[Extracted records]
— begin —

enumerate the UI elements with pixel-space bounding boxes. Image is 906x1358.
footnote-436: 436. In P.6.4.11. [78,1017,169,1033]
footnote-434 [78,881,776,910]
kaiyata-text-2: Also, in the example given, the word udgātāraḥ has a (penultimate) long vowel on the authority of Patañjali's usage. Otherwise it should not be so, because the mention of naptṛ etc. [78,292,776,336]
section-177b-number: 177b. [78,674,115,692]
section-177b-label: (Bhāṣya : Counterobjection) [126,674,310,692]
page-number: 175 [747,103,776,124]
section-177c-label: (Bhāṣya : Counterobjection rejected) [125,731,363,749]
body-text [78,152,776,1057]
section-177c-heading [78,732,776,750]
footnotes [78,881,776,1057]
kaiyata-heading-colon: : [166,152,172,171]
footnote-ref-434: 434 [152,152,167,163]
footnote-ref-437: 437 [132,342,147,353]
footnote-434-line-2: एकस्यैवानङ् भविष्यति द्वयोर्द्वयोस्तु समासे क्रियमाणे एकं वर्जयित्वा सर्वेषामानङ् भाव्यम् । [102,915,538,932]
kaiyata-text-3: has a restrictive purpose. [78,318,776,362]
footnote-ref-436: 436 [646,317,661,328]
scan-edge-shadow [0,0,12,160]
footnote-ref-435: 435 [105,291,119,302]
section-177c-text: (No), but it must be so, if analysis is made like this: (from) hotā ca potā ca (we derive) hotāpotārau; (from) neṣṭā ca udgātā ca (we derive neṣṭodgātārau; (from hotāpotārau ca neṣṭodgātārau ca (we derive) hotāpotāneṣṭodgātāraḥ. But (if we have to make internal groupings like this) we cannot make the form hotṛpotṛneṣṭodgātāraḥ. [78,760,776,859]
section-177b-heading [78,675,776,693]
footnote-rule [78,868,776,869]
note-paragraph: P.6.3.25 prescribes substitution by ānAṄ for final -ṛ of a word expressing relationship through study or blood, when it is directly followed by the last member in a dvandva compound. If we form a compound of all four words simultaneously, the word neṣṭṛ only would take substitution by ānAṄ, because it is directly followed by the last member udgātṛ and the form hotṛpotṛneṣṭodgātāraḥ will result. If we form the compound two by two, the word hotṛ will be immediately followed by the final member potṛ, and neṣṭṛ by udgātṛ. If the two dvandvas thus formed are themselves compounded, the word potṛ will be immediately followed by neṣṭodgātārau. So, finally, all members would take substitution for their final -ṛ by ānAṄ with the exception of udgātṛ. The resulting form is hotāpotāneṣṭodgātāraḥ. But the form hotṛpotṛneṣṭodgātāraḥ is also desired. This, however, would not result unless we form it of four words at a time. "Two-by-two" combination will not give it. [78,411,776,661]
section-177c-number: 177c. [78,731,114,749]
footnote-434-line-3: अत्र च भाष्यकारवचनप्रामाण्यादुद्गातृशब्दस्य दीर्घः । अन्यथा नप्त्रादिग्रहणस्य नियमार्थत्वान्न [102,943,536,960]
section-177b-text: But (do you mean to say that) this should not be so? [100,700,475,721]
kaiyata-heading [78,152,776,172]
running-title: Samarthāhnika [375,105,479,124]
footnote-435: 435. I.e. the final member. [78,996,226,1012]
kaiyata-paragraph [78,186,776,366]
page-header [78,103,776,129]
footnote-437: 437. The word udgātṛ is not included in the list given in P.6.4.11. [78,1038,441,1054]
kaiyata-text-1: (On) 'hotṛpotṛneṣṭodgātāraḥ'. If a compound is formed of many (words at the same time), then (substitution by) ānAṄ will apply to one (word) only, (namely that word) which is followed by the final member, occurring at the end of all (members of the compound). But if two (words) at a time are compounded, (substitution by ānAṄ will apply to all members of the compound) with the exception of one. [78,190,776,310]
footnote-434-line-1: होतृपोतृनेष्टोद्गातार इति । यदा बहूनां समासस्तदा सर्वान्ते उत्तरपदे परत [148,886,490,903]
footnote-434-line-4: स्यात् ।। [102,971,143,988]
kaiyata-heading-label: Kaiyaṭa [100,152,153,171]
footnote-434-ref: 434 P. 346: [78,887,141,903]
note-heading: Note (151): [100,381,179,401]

— end —

**TASK REQUIREMENTS**
Pick out every line of the items above that contains the string "heading", and copy each such line in full.

**ANSWER TO THIS EXERCISE**
section-177c-heading [78,732,776,750]
kaiyata-heading-colon: : [166,152,172,171]
section-177b-heading [78,675,776,693]
kaiyata-heading [78,152,776,172]
kaiyata-heading-label: Kaiyaṭa [100,152,153,171]
note-heading: Note (151): [100,381,179,401]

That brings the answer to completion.